* YOUR GOAL: In the text about the song "Satisfied," which album was the song recorded for?

---------- EXTRACTED TEXT

"Satisfied" is a song recorded by American singer-songwriter Richard Marx for his second album, Repeat Offender.  It was Richard's second of three consecutive number-ones on the Billboard Hot 100 singles chart.

Critical reception
In an ironic review on 10 June 1989, Betty Page, observer of British music newspaper Record Mirror, wondered along with readers why Richard Marx, with all the traits and skills of Bryan Adams, did not become as popular.

Track listing
All songs written by Richard Marx.

 "Satisfied" – 3:58 
 "Should've Known Better" [Live] – 4:57

Track 1 produced by Richard Marx and David Cole.
Track 2 produced by Humberto Gatica.

--------------------
---------- DATA SHOWN

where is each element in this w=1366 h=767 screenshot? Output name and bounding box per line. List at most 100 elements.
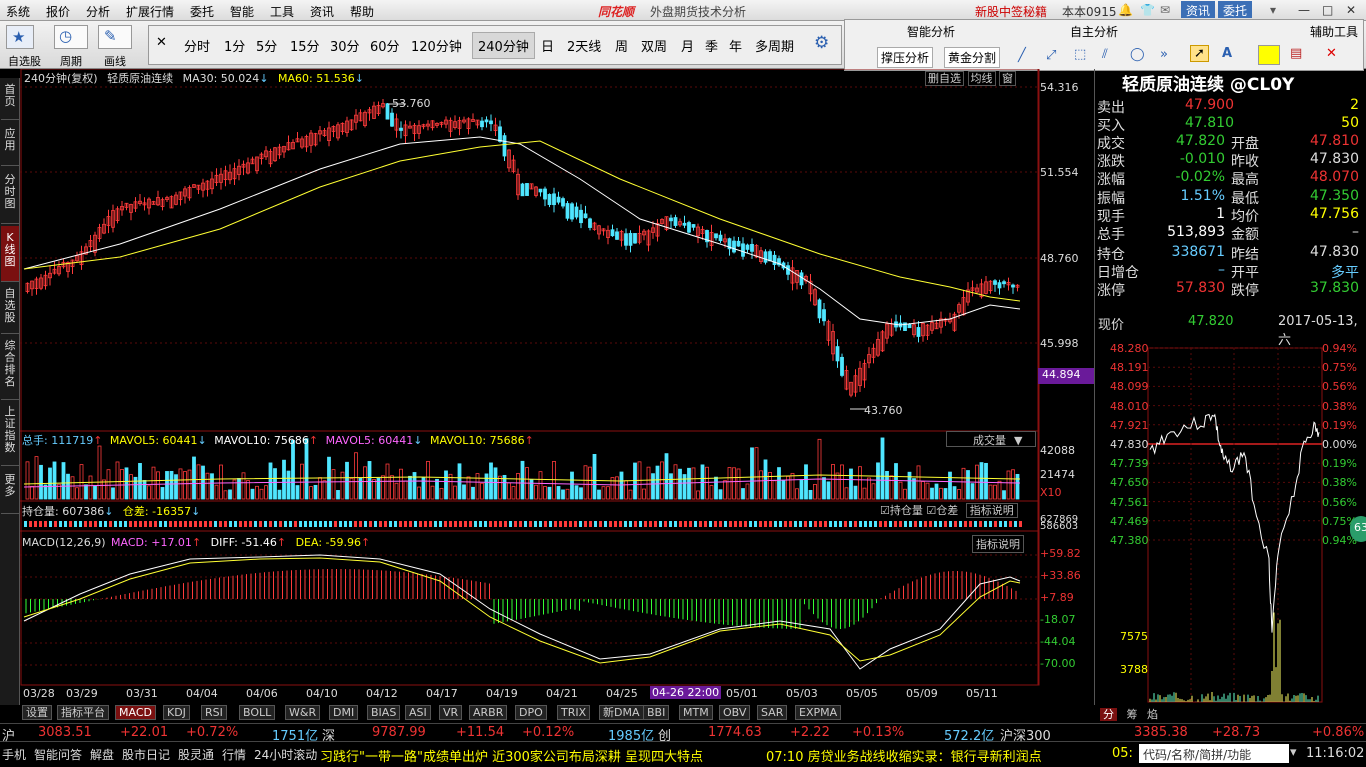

--------------------

* WRITTEN RESPONSE: Repeat Offender, Richard Marx's second album.